Texto de estudo:
──────────

AGRAVO REGIMENTAL NO AGRAVO DE INSTRUMENTO. CIVIL. COMPANHIA ESTADUAL DE DISTRIBUIÇÃO DE ENERGIA ELÉTRICA - CEEE. FINANCIAMENTO PARA A INSTALAÇÃO DE REDE ELÉTRICA. LEGITIMIDADE PASSIVA AD CAUSAM. IMPOSSIBILIDADE DE ANÁLISE. INCIDÊNCIA DAS SÚMULAS 5 E 7 DO STJ. PRESCRIÇÃO. ACÓRDÃO RECORRIDO EM CONFORMIDADE COM ENTENDIMENTO DESTA CORTE. NÃO TRANSCURSO DO PRAZO PRESCRICIONAL. INCIDÊNCIA DAS SÚMULAS 5 E 7 DO STJ. ALEGADA INÉPCIA DA INICIAL. REEXAME DE PROVAS. SÚMULA 7 DO STJ.

1. A questão relativa à legitimidade passiva da Companhia Estadual de Distribuição de Energia Elétrica - CEEE/RS para responder pela devolução dos valores pretendidos pelo agravado foi decidida com base na análise de cláusulas contratuais, bem como no acervo fático-probatório dos autos, não podendo, portanto, ser revista por esta Corte em razão dos óbices das Súmulas 5 e 7 do STJ. Precedentes.

──────────

O que fazer:
Reescreva o trecho da ementa desde "AGRAVO REGIMENTAL NO" até "do STJ. Precedentes.", inclusive, substituindo "cláusulas contratuais" por "disposições do contrato".

──────────

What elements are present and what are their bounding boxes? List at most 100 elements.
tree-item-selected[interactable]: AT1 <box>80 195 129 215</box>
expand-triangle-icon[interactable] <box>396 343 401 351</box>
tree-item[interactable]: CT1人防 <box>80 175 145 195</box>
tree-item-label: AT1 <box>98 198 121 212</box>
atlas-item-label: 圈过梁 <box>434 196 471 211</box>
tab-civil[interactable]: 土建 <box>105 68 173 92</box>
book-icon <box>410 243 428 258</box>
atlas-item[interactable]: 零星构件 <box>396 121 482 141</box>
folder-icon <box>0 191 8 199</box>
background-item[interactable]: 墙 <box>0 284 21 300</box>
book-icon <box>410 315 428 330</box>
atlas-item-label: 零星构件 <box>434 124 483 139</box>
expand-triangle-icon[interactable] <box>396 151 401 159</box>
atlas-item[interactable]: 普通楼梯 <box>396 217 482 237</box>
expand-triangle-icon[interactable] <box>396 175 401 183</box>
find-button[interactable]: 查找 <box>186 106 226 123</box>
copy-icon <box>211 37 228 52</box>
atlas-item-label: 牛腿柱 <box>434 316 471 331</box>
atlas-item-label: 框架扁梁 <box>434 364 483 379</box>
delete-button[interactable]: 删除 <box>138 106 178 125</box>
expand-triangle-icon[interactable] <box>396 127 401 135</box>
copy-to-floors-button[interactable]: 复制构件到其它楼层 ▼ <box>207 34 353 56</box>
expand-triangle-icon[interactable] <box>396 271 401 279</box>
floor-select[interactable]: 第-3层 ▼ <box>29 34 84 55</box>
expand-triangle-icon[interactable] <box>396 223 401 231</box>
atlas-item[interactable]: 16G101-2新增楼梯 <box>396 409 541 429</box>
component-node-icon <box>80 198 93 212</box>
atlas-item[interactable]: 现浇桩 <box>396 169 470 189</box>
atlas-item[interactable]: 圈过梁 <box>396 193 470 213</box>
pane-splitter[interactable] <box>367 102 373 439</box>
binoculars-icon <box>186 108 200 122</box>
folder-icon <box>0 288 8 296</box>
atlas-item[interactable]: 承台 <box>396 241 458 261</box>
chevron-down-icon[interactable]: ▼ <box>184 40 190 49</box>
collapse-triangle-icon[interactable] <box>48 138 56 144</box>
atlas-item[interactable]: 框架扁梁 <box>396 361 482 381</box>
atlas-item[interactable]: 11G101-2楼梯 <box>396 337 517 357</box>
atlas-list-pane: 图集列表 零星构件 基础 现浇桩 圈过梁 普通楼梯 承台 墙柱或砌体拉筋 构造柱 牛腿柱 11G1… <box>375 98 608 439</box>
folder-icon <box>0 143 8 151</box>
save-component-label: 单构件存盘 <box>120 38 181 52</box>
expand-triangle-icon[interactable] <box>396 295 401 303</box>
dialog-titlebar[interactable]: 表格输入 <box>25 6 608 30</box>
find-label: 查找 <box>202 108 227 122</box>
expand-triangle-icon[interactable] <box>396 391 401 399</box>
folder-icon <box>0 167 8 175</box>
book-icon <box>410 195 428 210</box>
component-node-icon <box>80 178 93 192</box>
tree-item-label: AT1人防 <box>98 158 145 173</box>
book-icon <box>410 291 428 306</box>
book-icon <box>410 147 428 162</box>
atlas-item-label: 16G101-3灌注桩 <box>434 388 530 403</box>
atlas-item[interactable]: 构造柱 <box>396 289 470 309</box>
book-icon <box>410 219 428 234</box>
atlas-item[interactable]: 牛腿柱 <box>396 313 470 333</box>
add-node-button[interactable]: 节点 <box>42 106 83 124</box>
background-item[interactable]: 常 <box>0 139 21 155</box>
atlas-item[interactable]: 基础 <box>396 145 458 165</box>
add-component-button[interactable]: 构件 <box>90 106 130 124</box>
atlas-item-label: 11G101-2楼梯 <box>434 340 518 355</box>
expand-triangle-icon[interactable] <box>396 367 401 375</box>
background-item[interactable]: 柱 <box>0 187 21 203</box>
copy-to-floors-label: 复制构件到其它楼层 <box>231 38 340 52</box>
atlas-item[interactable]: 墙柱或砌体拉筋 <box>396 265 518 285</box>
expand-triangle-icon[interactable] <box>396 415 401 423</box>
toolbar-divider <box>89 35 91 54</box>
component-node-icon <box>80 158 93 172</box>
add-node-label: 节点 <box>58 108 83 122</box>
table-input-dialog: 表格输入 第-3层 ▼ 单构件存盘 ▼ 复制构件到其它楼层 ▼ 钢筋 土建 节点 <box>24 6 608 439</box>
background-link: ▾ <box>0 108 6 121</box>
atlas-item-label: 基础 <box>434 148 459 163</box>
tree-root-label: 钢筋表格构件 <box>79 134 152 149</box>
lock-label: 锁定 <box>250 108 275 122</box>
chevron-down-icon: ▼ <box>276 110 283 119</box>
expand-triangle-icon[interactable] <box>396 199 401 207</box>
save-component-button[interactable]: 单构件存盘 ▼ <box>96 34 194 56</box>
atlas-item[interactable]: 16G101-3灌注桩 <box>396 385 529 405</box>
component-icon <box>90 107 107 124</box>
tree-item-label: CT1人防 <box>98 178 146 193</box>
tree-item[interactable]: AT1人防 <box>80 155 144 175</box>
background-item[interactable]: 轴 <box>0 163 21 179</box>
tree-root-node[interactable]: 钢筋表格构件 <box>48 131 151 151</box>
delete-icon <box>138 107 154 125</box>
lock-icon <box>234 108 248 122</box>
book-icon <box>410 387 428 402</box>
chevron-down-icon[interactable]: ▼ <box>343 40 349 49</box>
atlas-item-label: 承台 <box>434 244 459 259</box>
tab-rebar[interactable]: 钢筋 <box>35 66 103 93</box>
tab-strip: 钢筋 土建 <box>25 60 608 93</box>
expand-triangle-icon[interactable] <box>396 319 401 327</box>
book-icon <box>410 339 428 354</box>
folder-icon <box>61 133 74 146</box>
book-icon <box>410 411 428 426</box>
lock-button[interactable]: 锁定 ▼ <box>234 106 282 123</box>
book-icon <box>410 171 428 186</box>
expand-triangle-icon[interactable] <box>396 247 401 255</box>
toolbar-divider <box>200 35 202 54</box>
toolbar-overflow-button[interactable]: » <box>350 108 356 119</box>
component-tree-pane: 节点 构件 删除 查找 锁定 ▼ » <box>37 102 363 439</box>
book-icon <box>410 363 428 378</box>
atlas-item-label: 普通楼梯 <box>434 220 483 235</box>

──────────

Resposta ao exercício:
AGRAVO REGIMENTAL NO AGRAVO DE INSTRUMENTO. CIVIL. COMPANHIA ESTADUAL DE DISTRIBUIÇÃO DE ENERGIA ELÉTRICA - CEEE. FINANCIAMENTO PARA A INSTALAÇÃO DE REDE ELÉTRICA. LEGITIMIDADE PASSIVA AD CAUSAM. IMPOSSIBILIDADE DE ANÁLISE. INCIDÊNCIA DAS SÚMULAS 5 E 7 DO STJ. PRESCRIÇÃO. ACÓRDÃO RECORRIDO EM CONFORMIDADE COM ENTENDIMENTO DESTA CORTE. NÃO TRANSCURSO DO PRAZO PRESCRICIONAL. INCIDÊNCIA DAS SÚMULAS 5 E 7 DO STJ. ALEGADA INÉPCIA DA INICIAL. REEXAME DE PROVAS. SÚMULA 7 DO STJ.

1. A questão relativa à legitimidade passiva da Companhia Estadual de Distribuição de Energia Elétrica - CEEE/RS para responder pela devolução dos valores pretendidos pelo agravado foi decidida com base na análise de disposições do contrato, bem como no acervo fático-probatório dos autos, não podendo, portanto, ser revista por esta Corte em razão dos óbices das Súmulas 5 e 7 do STJ. Precedentes.